REQUIREMENT:
Produce an exact transcription of the listing below, omitting the pictures.
— Start SOURCE MATERIAL —
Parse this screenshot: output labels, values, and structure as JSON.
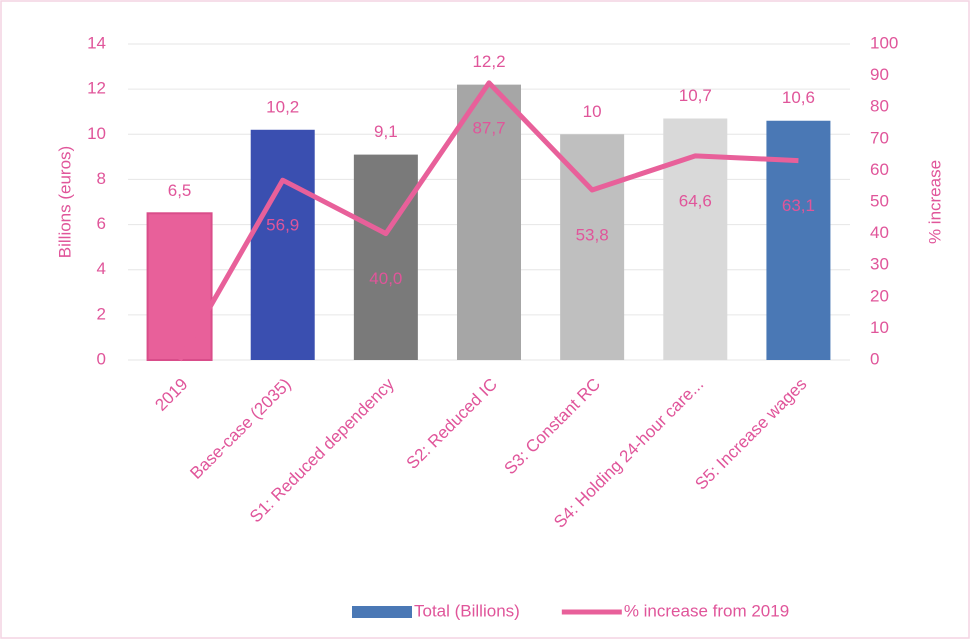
{
  "chart_data": {
    "type": "bar",
    "categories": [
      "2019",
      "Base-case (2035)",
      "S1: Reduced dependency",
      "S2: Reduced IC",
      "S3: Constant RC",
      "S4: Holding 24-hour care...",
      "S5: Increase wages"
    ],
    "series": [
      {
        "name": "Total (Billions)",
        "type": "bar",
        "color": "#4a78b5",
        "colors": [
          "#e8609a",
          "#3a4fb0",
          "#7a7a7a",
          "#a6a6a6",
          "#bfbfbf",
          "#d9d9d9",
          "#4a78b5"
        ],
        "values": [
          6.5,
          10.2,
          9.1,
          12.2,
          10,
          10.7,
          10.6
        ],
        "value_labels": [
          "6,5",
          "10,2",
          "9,1",
          "12,2",
          "10",
          "10,7",
          "10,6"
        ]
      },
      {
        "name": "% increase from 2019",
        "type": "line",
        "axis": "y2",
        "color": "#e8609a",
        "values": [
          0,
          56.9,
          40.0,
          87.7,
          53.8,
          64.6,
          63.1
        ],
        "value_labels": [
          null,
          "56,9",
          "40,0",
          "87,7",
          "53,8",
          "64,6",
          "63,1"
        ]
      }
    ],
    "ylabel": "Billions (euros)",
    "y2label": "% increase",
    "ylim": [
      0,
      14
    ],
    "yticks": [
      0,
      2,
      4,
      6,
      8,
      10,
      12,
      14
    ],
    "y2lim": [
      0,
      100
    ],
    "y2ticks": [
      0,
      10,
      20,
      30,
      40,
      50,
      60,
      70,
      80,
      90,
      100
    ],
    "grid": true,
    "legend": "bottom"
  }
}
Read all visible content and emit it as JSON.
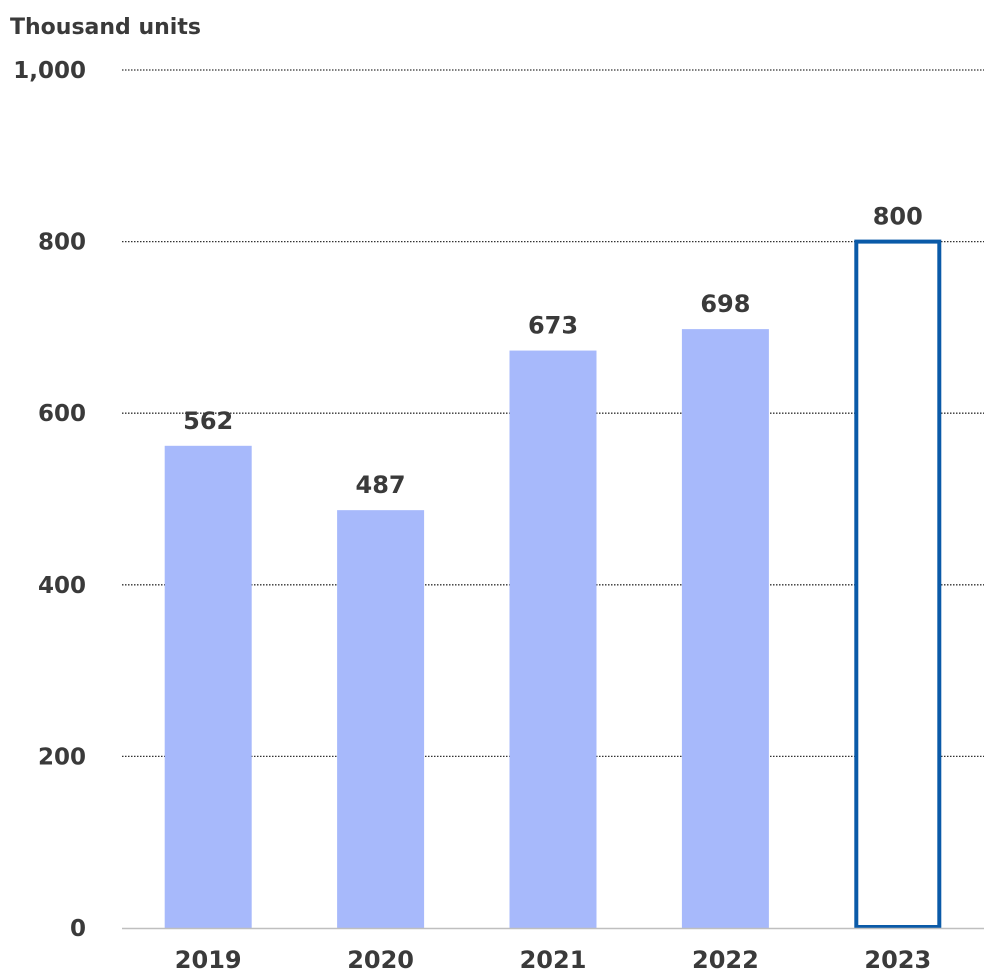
{
  "chart_data": {
    "type": "bar",
    "ylabel": "Thousand units",
    "categories": [
      "2019",
      "2020",
      "2021",
      "2022",
      "2023"
    ],
    "values": [
      562,
      487,
      673,
      698,
      800
    ],
    "data_labels": [
      "562",
      "487",
      "673",
      "698",
      "800"
    ],
    "ylim": [
      0,
      1000
    ],
    "y_ticks": [
      0,
      200,
      400,
      600,
      800,
      1000
    ],
    "y_tick_labels": [
      "0",
      "200",
      "400",
      "600",
      "800",
      "1,000"
    ],
    "grid": true,
    "grid_style": "dotted",
    "legend": "none",
    "colors": {
      "bar_fill": "#a7b9fb",
      "outlined_bar_stroke": "#0a5aa8",
      "text": "#3a3a3a",
      "grid": "#333333",
      "axis": "#bfbfbf"
    },
    "outlined_categories": [
      "2023"
    ]
  }
}
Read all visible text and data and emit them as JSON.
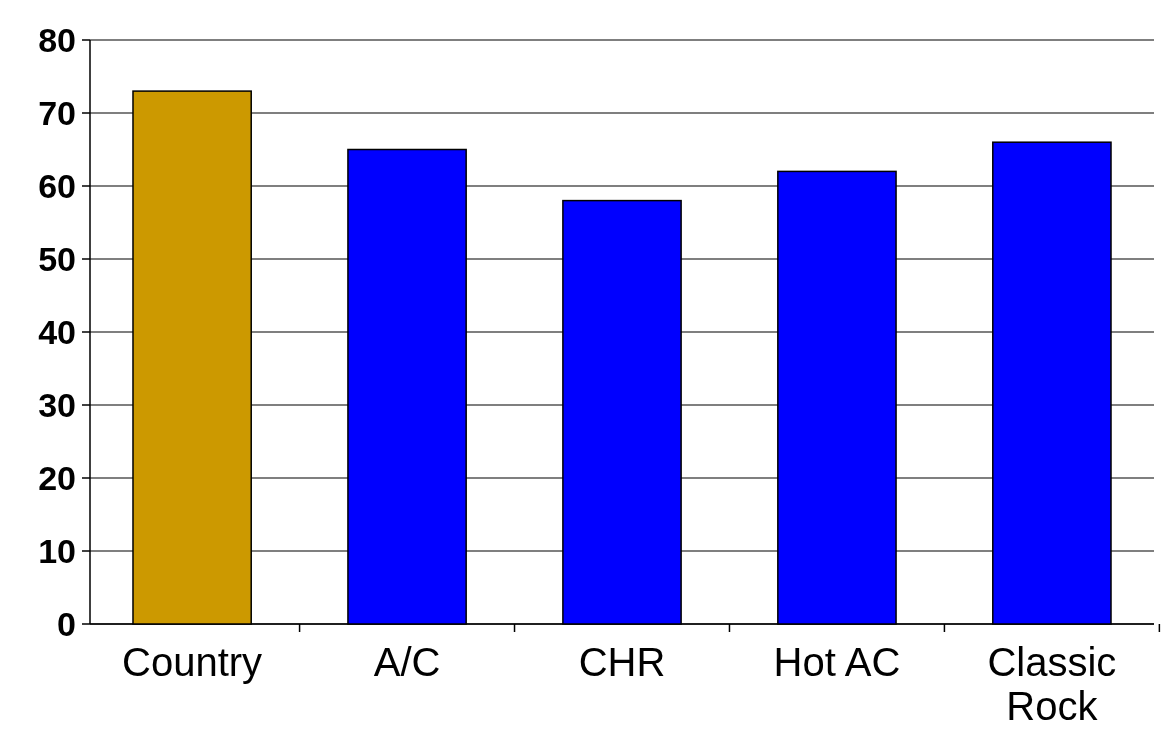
{
  "chart_data": {
    "type": "bar",
    "categories": [
      "Country",
      "A/C",
      "CHR",
      "Hot AC",
      "Classic Rock"
    ],
    "values": [
      73,
      65,
      58,
      62,
      66
    ],
    "colors": [
      "#cc9900",
      "#0000ff",
      "#0000ff",
      "#0000ff",
      "#0000ff"
    ],
    "ylim": [
      0,
      80
    ],
    "yticks": [
      0,
      10,
      20,
      30,
      40,
      50,
      60,
      70,
      80
    ],
    "grid": "y"
  }
}
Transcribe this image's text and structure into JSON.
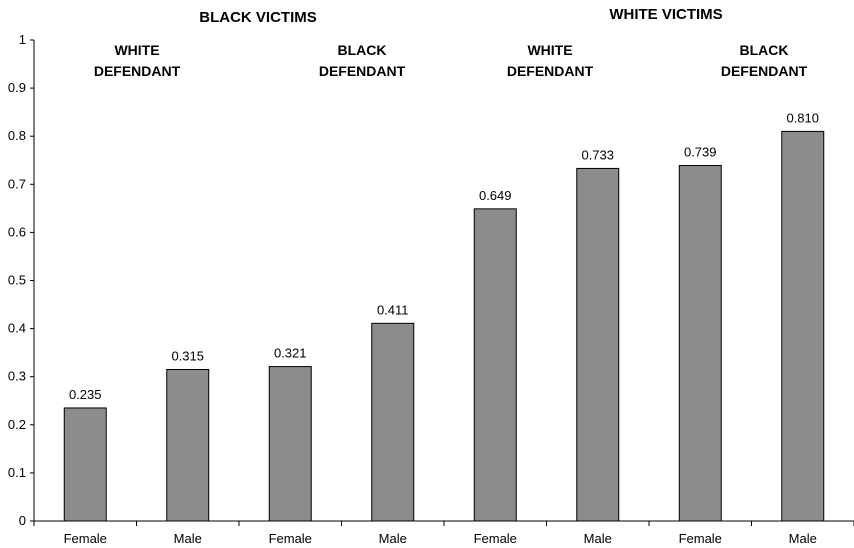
— End SOURCE MATERIAL —
IN RESPONSE:
Parse this screenshot: output labels, values, and structure as JSON.
{
  "chart_data": {
    "type": "bar",
    "categories": [
      "2019",
      "Base-case (2035)",
      "S1: Reduced dependency",
      "S2: Reduced IC",
      "S3: Constant RC",
      "S4: Holding 24-hour care...",
      "S5: Increase wages"
    ],
    "series": [
      {
        "name": "Total (Billions)",
        "type": "bar",
        "color": "#4a78b5",
        "colors": [
          "#e8609a",
          "#3a4fb0",
          "#7a7a7a",
          "#a6a6a6",
          "#bfbfbf",
          "#d9d9d9",
          "#4a78b5"
        ],
        "values": [
          6.5,
          10.2,
          9.1,
          12.2,
          10,
          10.7,
          10.6
        ],
        "value_labels": [
          "6,5",
          "10,2",
          "9,1",
          "12,2",
          "10",
          "10,7",
          "10,6"
        ]
      },
      {
        "name": "% increase from 2019",
        "type": "line",
        "axis": "y2",
        "color": "#e8609a",
        "values": [
          0,
          56.9,
          40.0,
          87.7,
          53.8,
          64.6,
          63.1
        ],
        "value_labels": [
          null,
          "56,9",
          "40,0",
          "87,7",
          "53,8",
          "64,6",
          "63,1"
        ]
      }
    ],
    "ylabel": "Billions (euros)",
    "y2label": "% increase",
    "ylim": [
      0,
      14
    ],
    "yticks": [
      0,
      2,
      4,
      6,
      8,
      10,
      12,
      14
    ],
    "y2lim": [
      0,
      100
    ],
    "y2ticks": [
      0,
      10,
      20,
      30,
      40,
      50,
      60,
      70,
      80,
      90,
      100
    ],
    "grid": true,
    "legend": "bottom"
  }
}
Read all visible content and emit it as JSON.
{
  "chart_data": {
    "type": "bar",
    "ylabel": "Thousand units",
    "categories": [
      "2019",
      "2020",
      "2021",
      "2022",
      "2023"
    ],
    "values": [
      562,
      487,
      673,
      698,
      800
    ],
    "data_labels": [
      "562",
      "487",
      "673",
      "698",
      "800"
    ],
    "ylim": [
      0,
      1000
    ],
    "y_ticks": [
      0,
      200,
      400,
      600,
      800,
      1000
    ],
    "y_tick_labels": [
      "0",
      "200",
      "400",
      "600",
      "800",
      "1,000"
    ],
    "grid": true,
    "grid_style": "dotted",
    "legend": "none",
    "colors": {
      "bar_fill": "#a7b9fb",
      "outlined_bar_stroke": "#0a5aa8",
      "text": "#3a3a3a",
      "grid": "#333333",
      "axis": "#bfbfbf"
    },
    "outlined_categories": [
      "2023"
    ]
  }
}
Read all visible text and data and emit them as JSON.
{
  "chart_data": {
    "type": "bar",
    "categories": [
      "Country",
      "A/C",
      "CHR",
      "Hot AC",
      "Classic Rock"
    ],
    "values": [
      73,
      65,
      58,
      62,
      66
    ],
    "colors": [
      "#cc9900",
      "#0000ff",
      "#0000ff",
      "#0000ff",
      "#0000ff"
    ],
    "ylim": [
      0,
      80
    ],
    "yticks": [
      0,
      10,
      20,
      30,
      40,
      50,
      60,
      70,
      80
    ],
    "grid": "y"
  }
}
Transcribe this image's text and structure into JSON.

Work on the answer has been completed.